Repeat the material verbatim. Images are excluded from the copy.

-----

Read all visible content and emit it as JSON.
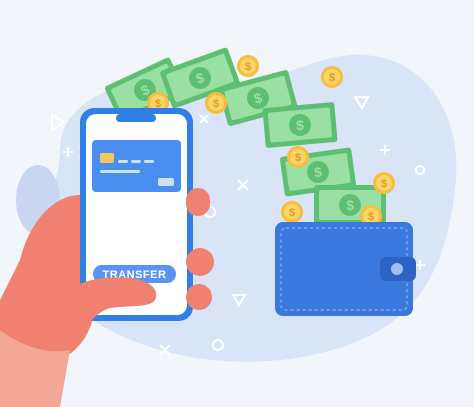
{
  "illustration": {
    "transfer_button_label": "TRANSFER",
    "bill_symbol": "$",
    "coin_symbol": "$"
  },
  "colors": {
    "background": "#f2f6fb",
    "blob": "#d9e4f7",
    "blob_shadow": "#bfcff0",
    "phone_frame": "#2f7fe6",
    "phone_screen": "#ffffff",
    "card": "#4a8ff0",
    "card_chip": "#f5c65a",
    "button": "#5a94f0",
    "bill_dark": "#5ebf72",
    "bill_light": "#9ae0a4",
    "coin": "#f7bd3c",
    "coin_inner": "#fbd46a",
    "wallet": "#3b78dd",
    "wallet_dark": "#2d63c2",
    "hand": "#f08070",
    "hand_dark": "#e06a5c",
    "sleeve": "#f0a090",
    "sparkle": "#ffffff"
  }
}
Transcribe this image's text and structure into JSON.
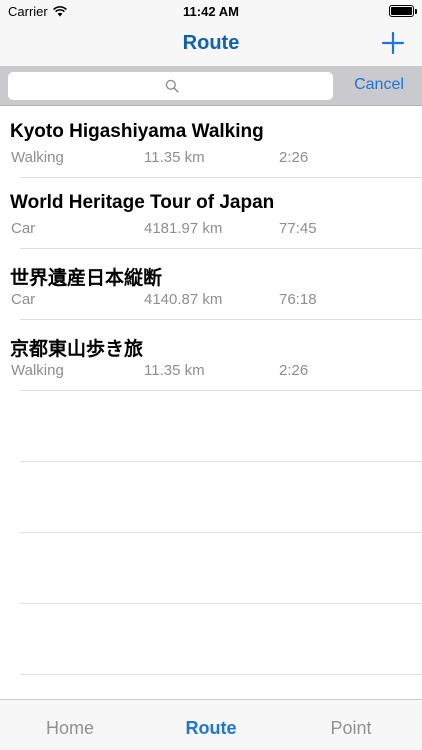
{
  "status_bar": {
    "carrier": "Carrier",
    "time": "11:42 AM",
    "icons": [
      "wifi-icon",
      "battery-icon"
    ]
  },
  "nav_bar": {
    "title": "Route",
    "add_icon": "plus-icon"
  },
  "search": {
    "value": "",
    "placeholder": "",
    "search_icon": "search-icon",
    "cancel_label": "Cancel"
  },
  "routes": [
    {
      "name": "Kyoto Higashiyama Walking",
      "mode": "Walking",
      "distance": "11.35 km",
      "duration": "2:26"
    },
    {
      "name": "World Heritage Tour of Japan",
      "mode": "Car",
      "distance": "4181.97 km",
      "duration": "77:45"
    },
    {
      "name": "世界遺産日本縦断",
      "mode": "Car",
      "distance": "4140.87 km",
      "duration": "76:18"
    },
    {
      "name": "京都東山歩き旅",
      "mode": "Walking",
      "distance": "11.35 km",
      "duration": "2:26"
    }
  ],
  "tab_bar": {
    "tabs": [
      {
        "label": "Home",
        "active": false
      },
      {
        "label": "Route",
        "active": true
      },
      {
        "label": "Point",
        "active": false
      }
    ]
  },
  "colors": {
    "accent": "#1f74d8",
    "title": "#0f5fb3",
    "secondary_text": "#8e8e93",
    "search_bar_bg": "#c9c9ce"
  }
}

-----

Solution
Read all visible content and emit it as JSON.
{
  "illustration": {
    "transfer_button_label": "TRANSFER",
    "bill_symbol": "$",
    "coin_symbol": "$"
  },
  "colors": {
    "background": "#f2f6fb",
    "blob": "#d9e4f7",
    "blob_shadow": "#bfcff0",
    "phone_frame": "#2f7fe6",
    "phone_screen": "#ffffff",
    "card": "#4a8ff0",
    "card_chip": "#f5c65a",
    "button": "#5a94f0",
    "bill_dark": "#5ebf72",
    "bill_light": "#9ae0a4",
    "coin": "#f7bd3c",
    "coin_inner": "#fbd46a",
    "wallet": "#3b78dd",
    "wallet_dark": "#2d63c2",
    "hand": "#f08070",
    "hand_dark": "#e06a5c",
    "sleeve": "#f0a090",
    "sparkle": "#ffffff"
  }
}
Transcribe this image's text and structure into JSON.
{
  "status_bar": {
    "carrier": "Carrier",
    "time": "11:42 AM",
    "icons": [
      "wifi-icon",
      "battery-icon"
    ]
  },
  "nav_bar": {
    "title": "Route",
    "add_icon": "plus-icon"
  },
  "search": {
    "value": "",
    "placeholder": "",
    "search_icon": "search-icon",
    "cancel_label": "Cancel"
  },
  "routes": [
    {
      "name": "Kyoto Higashiyama Walking",
      "mode": "Walking",
      "distance": "11.35 km",
      "duration": "2:26"
    },
    {
      "name": "World Heritage Tour of Japan",
      "mode": "Car",
      "distance": "4181.97 km",
      "duration": "77:45"
    },
    {
      "name": "世界遺産日本縦断",
      "mode": "Car",
      "distance": "4140.87 km",
      "duration": "76:18"
    },
    {
      "name": "京都東山歩き旅",
      "mode": "Walking",
      "distance": "11.35 km",
      "duration": "2:26"
    }
  ],
  "tab_bar": {
    "tabs": [
      {
        "label": "Home",
        "active": false
      },
      {
        "label": "Route",
        "active": true
      },
      {
        "label": "Point",
        "active": false
      }
    ]
  },
  "colors": {
    "accent": "#1f74d8",
    "title": "#0f5fb3",
    "secondary_text": "#8e8e93",
    "search_bar_bg": "#c9c9ce"
  }
}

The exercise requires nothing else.